Task to complete: Collect the lines of the entries where "title" shows up.

Records provided:

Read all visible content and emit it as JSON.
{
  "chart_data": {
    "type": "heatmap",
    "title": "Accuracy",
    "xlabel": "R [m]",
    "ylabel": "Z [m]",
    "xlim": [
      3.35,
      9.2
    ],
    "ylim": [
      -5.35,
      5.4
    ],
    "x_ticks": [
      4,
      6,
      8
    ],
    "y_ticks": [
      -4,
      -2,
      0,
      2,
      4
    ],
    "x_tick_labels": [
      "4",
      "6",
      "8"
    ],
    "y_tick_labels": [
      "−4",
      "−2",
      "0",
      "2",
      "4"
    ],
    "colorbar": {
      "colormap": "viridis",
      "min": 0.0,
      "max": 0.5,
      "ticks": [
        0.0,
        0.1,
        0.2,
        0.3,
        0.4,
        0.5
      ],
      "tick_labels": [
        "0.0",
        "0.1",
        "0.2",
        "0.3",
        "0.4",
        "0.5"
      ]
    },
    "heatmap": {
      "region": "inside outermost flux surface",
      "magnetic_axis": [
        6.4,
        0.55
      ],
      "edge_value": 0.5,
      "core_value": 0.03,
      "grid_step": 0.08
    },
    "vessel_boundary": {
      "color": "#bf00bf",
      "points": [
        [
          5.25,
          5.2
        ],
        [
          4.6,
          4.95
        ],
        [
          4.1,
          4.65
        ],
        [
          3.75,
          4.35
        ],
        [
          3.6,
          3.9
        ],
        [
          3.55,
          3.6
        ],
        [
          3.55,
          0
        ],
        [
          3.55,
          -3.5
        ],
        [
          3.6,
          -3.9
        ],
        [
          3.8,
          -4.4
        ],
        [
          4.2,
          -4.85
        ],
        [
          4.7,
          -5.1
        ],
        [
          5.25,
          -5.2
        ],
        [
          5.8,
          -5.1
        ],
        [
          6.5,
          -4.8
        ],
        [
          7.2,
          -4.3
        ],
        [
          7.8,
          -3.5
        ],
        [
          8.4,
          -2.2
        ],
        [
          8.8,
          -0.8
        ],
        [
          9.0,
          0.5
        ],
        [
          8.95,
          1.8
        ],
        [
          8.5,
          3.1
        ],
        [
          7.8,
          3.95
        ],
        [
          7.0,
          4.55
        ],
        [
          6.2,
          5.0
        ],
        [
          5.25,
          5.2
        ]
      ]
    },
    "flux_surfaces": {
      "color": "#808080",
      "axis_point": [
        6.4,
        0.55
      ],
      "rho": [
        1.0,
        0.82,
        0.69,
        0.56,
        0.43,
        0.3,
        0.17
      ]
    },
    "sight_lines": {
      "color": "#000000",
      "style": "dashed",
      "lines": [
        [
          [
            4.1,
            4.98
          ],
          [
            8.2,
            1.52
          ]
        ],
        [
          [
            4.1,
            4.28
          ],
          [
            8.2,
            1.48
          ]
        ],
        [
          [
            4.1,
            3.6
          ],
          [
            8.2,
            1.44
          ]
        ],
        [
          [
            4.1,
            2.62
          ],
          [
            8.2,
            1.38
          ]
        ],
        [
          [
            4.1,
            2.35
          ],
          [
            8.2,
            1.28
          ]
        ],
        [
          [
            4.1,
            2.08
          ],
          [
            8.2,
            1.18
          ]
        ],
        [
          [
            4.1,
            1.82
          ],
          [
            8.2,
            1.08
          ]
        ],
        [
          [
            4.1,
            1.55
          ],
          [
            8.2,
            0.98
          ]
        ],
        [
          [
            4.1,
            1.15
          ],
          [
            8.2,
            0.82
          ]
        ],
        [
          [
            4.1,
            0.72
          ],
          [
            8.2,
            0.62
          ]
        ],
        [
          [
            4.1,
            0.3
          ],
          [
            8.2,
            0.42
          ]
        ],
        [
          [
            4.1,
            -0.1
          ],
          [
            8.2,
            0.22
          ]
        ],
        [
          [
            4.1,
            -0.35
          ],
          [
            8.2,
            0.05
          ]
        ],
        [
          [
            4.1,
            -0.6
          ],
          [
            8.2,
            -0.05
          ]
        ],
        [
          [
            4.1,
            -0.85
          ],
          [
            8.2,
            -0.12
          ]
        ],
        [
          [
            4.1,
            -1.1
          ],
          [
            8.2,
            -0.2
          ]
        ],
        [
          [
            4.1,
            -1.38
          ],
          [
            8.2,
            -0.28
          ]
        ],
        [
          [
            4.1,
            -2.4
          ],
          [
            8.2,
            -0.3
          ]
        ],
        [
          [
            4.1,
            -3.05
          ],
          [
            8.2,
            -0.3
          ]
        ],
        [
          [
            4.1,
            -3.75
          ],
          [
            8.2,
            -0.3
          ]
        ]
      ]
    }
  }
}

* * *

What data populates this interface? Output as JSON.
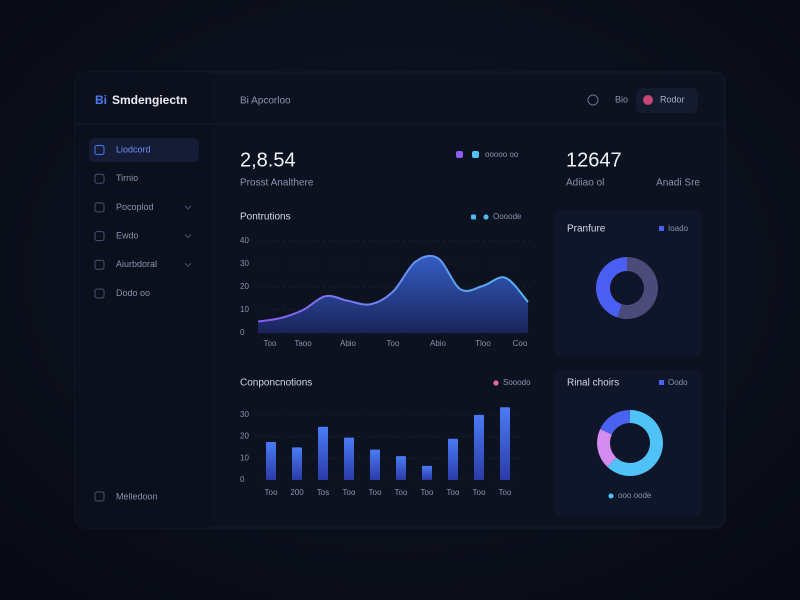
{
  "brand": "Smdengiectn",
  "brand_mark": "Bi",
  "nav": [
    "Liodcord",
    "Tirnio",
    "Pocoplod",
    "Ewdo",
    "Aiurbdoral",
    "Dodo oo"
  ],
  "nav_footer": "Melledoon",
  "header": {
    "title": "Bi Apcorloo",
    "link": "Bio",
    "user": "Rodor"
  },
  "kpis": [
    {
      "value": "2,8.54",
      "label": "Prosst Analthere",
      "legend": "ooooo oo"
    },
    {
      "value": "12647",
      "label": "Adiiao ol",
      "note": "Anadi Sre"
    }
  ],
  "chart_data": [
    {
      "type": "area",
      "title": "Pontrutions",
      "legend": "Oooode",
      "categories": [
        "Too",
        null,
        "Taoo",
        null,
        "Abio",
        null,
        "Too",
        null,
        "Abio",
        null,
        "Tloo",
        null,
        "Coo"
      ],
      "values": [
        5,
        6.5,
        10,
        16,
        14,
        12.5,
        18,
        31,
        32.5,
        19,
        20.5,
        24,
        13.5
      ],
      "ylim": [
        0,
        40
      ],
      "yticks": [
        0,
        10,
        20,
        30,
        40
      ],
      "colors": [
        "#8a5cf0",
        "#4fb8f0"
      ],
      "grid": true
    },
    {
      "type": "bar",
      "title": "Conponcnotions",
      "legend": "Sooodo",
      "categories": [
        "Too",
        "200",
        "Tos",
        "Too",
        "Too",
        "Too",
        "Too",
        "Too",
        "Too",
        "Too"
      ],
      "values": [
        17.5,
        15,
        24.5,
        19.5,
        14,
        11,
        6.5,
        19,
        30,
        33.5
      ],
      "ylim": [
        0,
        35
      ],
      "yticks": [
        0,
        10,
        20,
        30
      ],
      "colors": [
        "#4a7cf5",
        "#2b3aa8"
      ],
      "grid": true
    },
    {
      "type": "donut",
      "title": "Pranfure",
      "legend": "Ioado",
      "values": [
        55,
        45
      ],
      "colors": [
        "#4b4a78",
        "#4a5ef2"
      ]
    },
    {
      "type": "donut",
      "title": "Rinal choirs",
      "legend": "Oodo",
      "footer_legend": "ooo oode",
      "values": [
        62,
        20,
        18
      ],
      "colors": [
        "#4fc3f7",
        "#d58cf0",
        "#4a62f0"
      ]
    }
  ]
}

Correct response:
    "title": "Accuracy",
    "title": "Bi Apcorloo",
      "title": "Pontrutions",
      "title": "Conponcnotions",
      "title": "Pranfure",
      "title": "Rinal choirs",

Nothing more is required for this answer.